(Some records)

<<<<

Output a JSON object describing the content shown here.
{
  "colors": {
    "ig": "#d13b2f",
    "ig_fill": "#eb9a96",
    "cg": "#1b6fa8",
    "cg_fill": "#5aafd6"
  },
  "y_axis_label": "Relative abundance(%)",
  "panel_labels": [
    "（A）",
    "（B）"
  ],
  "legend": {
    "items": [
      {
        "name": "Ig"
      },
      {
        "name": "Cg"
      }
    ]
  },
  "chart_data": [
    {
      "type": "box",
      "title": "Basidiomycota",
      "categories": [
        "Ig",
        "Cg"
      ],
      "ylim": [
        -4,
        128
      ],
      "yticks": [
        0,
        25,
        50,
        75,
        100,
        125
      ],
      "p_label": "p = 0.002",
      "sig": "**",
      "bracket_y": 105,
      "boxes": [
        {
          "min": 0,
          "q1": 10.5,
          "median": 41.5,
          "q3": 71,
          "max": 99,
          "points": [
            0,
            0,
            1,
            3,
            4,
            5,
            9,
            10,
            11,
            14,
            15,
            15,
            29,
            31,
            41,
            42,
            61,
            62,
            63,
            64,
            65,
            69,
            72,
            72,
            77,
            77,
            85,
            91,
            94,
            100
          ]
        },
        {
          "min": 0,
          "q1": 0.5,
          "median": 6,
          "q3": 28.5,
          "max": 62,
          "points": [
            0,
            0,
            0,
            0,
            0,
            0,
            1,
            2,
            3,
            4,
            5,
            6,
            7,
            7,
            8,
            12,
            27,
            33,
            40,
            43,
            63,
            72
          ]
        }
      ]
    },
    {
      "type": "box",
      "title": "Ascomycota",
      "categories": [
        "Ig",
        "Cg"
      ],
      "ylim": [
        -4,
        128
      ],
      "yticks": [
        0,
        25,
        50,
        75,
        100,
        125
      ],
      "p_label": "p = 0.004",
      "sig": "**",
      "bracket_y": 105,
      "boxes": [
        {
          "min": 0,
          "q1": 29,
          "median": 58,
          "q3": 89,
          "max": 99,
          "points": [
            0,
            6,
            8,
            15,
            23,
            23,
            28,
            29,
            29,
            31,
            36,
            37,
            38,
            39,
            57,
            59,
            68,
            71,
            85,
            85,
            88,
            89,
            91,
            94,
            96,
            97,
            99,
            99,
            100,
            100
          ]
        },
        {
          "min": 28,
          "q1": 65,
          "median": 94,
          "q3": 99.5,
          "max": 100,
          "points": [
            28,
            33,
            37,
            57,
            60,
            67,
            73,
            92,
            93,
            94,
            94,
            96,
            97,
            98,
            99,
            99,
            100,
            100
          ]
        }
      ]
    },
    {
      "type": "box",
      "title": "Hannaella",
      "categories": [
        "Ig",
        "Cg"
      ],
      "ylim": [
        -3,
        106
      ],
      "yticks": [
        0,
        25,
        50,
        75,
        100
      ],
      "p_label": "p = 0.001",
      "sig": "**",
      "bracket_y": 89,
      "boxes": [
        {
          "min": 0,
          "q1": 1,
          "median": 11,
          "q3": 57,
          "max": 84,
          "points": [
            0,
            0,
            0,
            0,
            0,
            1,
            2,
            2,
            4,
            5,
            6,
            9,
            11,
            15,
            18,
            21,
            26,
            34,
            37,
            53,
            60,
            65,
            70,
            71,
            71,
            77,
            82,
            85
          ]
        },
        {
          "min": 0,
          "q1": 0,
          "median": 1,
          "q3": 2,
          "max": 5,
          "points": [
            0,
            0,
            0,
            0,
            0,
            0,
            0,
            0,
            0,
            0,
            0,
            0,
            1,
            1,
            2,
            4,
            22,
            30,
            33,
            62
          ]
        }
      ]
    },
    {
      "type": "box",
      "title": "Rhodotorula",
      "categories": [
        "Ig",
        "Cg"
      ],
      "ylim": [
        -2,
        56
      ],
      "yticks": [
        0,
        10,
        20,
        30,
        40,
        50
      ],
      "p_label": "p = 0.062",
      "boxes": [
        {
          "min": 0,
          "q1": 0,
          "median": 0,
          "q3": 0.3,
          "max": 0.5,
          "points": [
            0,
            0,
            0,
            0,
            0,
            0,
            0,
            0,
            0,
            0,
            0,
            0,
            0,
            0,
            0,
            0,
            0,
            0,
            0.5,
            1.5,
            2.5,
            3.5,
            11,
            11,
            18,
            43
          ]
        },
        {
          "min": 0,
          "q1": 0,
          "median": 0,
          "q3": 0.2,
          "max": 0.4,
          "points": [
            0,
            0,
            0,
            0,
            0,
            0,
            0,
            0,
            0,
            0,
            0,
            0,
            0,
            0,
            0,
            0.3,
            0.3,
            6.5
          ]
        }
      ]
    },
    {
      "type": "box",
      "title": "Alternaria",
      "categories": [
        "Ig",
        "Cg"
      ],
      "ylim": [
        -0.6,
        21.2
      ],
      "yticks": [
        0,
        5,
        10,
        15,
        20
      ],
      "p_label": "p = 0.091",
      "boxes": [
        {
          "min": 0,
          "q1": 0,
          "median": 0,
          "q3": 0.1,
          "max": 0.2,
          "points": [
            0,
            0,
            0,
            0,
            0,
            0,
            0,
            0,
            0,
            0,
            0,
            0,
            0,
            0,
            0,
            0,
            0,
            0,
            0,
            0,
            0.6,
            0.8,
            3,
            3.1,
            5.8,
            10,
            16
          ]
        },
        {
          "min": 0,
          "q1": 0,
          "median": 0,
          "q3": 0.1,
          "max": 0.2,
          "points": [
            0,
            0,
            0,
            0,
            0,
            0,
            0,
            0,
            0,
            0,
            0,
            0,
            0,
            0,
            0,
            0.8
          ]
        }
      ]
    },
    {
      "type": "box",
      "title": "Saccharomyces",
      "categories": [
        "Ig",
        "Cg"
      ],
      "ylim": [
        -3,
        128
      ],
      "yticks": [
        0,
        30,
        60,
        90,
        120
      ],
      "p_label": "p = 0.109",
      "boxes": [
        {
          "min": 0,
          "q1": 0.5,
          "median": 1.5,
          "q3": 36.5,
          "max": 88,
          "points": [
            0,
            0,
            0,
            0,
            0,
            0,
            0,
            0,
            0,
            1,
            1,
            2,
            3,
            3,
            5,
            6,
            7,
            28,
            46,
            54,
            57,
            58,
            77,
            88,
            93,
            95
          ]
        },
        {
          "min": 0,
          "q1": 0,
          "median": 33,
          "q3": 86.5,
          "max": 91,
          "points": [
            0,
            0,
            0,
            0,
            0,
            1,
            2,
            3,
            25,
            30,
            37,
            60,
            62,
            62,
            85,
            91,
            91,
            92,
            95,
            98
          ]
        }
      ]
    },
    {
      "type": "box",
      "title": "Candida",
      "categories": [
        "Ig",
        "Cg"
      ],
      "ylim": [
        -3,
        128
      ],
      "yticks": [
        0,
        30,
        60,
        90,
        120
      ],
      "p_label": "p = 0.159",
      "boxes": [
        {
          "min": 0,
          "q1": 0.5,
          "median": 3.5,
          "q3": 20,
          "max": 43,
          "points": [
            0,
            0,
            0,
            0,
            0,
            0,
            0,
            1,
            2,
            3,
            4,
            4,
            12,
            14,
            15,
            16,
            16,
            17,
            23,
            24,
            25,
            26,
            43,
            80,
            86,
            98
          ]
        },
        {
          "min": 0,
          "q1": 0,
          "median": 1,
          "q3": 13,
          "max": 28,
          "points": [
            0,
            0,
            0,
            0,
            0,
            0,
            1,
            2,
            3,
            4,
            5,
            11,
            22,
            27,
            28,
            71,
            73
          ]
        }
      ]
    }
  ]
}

>>>>

Quote all of the entries verbatim.

Output a JSON object describing the content shown here.
{
  "colors": {
    "ig": "#d13b2f",
    "ig_fill": "#eb9a96",
    "cg": "#1b6fa8",
    "cg_fill": "#5aafd6"
  },
  "y_axis_label": "Relative abundance(%)",
  "panel_labels": [
    "（A）",
    "（B）"
  ],
  "legend": {
    "items": [
      {
        "name": "Ig"
      },
      {
        "name": "Cg"
      }
    ]
  },
  "chart_data": [
    {
      "type": "box",
      "title": "Basidiomycota",
      "categories": [
        "Ig",
        "Cg"
      ],
      "ylim": [
        -4,
        128
      ],
      "yticks": [
        0,
        25,
        50,
        75,
        100,
        125
      ],
      "p_label": "p = 0.002",
      "sig": "**",
      "bracket_y": 105,
      "boxes": [
        {
          "min": 0,
          "q1": 10.5,
          "median": 41.5,
          "q3": 71,
          "max": 99,
          "points": [
            0,
            0,
            1,
            3,
            4,
            5,
            9,
            10,
            11,
            14,
            15,
            15,
            29,
            31,
            41,
            42,
            61,
            62,
            63,
            64,
            65,
            69,
            72,
            72,
            77,
            77,
            85,
            91,
            94,
            100
          ]
        },
        {
          "min": 0,
          "q1": 0.5,
          "median": 6,
          "q3": 28.5,
          "max": 62,
          "points": [
            0,
            0,
            0,
            0,
            0,
            0,
            1,
            2,
            3,
            4,
            5,
            6,
            7,
            7,
            8,
            12,
            27,
            33,
            40,
            43,
            63,
            72
          ]
        }
      ]
    },
    {
      "type": "box",
      "title": "Ascomycota",
      "categories": [
        "Ig",
        "Cg"
      ],
      "ylim": [
        -4,
        128
      ],
      "yticks": [
        0,
        25,
        50,
        75,
        100,
        125
      ],
      "p_label": "p = 0.004",
      "sig": "**",
      "bracket_y": 105,
      "boxes": [
        {
          "min": 0,
          "q1": 29,
          "median": 58,
          "q3": 89,
          "max": 99,
          "points": [
            0,
            6,
            8,
            15,
            23,
            23,
            28,
            29,
            29,
            31,
            36,
            37,
            38,
            39,
            57,
            59,
            68,
            71,
            85,
            85,
            88,
            89,
            91,
            94,
            96,
            97,
            99,
            99,
            100,
            100
          ]
        },
        {
          "min": 28,
          "q1": 65,
          "median": 94,
          "q3": 99.5,
          "max": 100,
          "points": [
            28,
            33,
            37,
            57,
            60,
            67,
            73,
            92,
            93,
            94,
            94,
            96,
            97,
            98,
            99,
            99,
            100,
            100
          ]
        }
      ]
    },
    {
      "type": "box",
      "title": "Hannaella",
      "categories": [
        "Ig",
        "Cg"
      ],
      "ylim": [
        -3,
        106
      ],
      "yticks": [
        0,
        25,
        50,
        75,
        100
      ],
      "p_label": "p = 0.001",
      "sig": "**",
      "bracket_y": 89,
      "boxes": [
        {
          "min": 0,
          "q1": 1,
          "median": 11,
          "q3": 57,
          "max": 84,
          "points": [
            0,
            0,
            0,
            0,
            0,
            1,
            2,
            2,
            4,
            5,
            6,
            9,
            11,
            15,
            18,
            21,
            26,
            34,
            37,
            53,
            60,
            65,
            70,
            71,
            71,
            77,
            82,
            85
          ]
        },
        {
          "min": 0,
          "q1": 0,
          "median": 1,
          "q3": 2,
          "max": 5,
          "points": [
            0,
            0,
            0,
            0,
            0,
            0,
            0,
            0,
            0,
            0,
            0,
            0,
            1,
            1,
            2,
            4,
            22,
            30,
            33,
            62
          ]
        }
      ]
    },
    {
      "type": "box",
      "title": "Rhodotorula",
      "categories": [
        "Ig",
        "Cg"
      ],
      "ylim": [
        -2,
        56
      ],
      "yticks": [
        0,
        10,
        20,
        30,
        40,
        50
      ],
      "p_label": "p = 0.062",
      "boxes": [
        {
          "min": 0,
          "q1": 0,
          "median": 0,
          "q3": 0.3,
          "max": 0.5,
          "points": [
            0,
            0,
            0,
            0,
            0,
            0,
            0,
            0,
            0,
            0,
            0,
            0,
            0,
            0,
            0,
            0,
            0,
            0,
            0.5,
            1.5,
            2.5,
            3.5,
            11,
            11,
            18,
            43
          ]
        },
        {
          "min": 0,
          "q1": 0,
          "median": 0,
          "q3": 0.2,
          "max": 0.4,
          "points": [
            0,
            0,
            0,
            0,
            0,
            0,
            0,
            0,
            0,
            0,
            0,
            0,
            0,
            0,
            0,
            0.3,
            0.3,
            6.5
          ]
        }
      ]
    },
    {
      "type": "box",
      "title": "Alternaria",
      "categories": [
        "Ig",
        "Cg"
      ],
      "ylim": [
        -0.6,
        21.2
      ],
      "yticks": [
        0,
        5,
        10,
        15,
        20
      ],
      "p_label": "p = 0.091",
      "boxes": [
        {
          "min": 0,
          "q1": 0,
          "median": 0,
          "q3": 0.1,
          "max": 0.2,
          "points": [
            0,
            0,
            0,
            0,
            0,
            0,
            0,
            0,
            0,
            0,
            0,
            0,
            0,
            0,
            0,
            0,
            0,
            0,
            0,
            0,
            0.6,
            0.8,
            3,
            3.1,
            5.8,
            10,
            16
          ]
        },
        {
          "min": 0,
          "q1": 0,
          "median": 0,
          "q3": 0.1,
          "max": 0.2,
          "points": [
            0,
            0,
            0,
            0,
            0,
            0,
            0,
            0,
            0,
            0,
            0,
            0,
            0,
            0,
            0,
            0.8
          ]
        }
      ]
    },
    {
      "type": "box",
      "title": "Saccharomyces",
      "categories": [
        "Ig",
        "Cg"
      ],
      "ylim": [
        -3,
        128
      ],
      "yticks": [
        0,
        30,
        60,
        90,
        120
      ],
      "p_label": "p = 0.109",
      "boxes": [
        {
          "min": 0,
          "q1": 0.5,
          "median": 1.5,
          "q3": 36.5,
          "max": 88,
          "points": [
            0,
            0,
            0,
            0,
            0,
            0,
            0,
            0,
            0,
            1,
            1,
            2,
            3,
            3,
            5,
            6,
            7,
            28,
            46,
            54,
            57,
            58,
            77,
            88,
            93,
            95
          ]
        },
        {
          "min": 0,
          "q1": 0,
          "median": 33,
          "q3": 86.5,
          "max": 91,
          "points": [
            0,
            0,
            0,
            0,
            0,
            1,
            2,
            3,
            25,
            30,
            37,
            60,
            62,
            62,
            85,
            91,
            91,
            92,
            95,
            98
          ]
        }
      ]
    },
    {
      "type": "box",
      "title": "Candida",
      "categories": [
        "Ig",
        "Cg"
      ],
      "ylim": [
        -3,
        128
      ],
      "yticks": [
        0,
        30,
        60,
        90,
        120
      ],
      "p_label": "p = 0.159",
      "boxes": [
        {
          "min": 0,
          "q1": 0.5,
          "median": 3.5,
          "q3": 20,
          "max": 43,
          "points": [
            0,
            0,
            0,
            0,
            0,
            0,
            0,
            1,
            2,
            3,
            4,
            4,
            12,
            14,
            15,
            16,
            16,
            17,
            23,
            24,
            25,
            26,
            43,
            80,
            86,
            98
          ]
        },
        {
          "min": 0,
          "q1": 0,
          "median": 1,
          "q3": 13,
          "max": 28,
          "points": [
            0,
            0,
            0,
            0,
            0,
            0,
            1,
            2,
            3,
            4,
            5,
            11,
            22,
            27,
            28,
            71,
            73
          ]
        }
      ]
    }
  ]
}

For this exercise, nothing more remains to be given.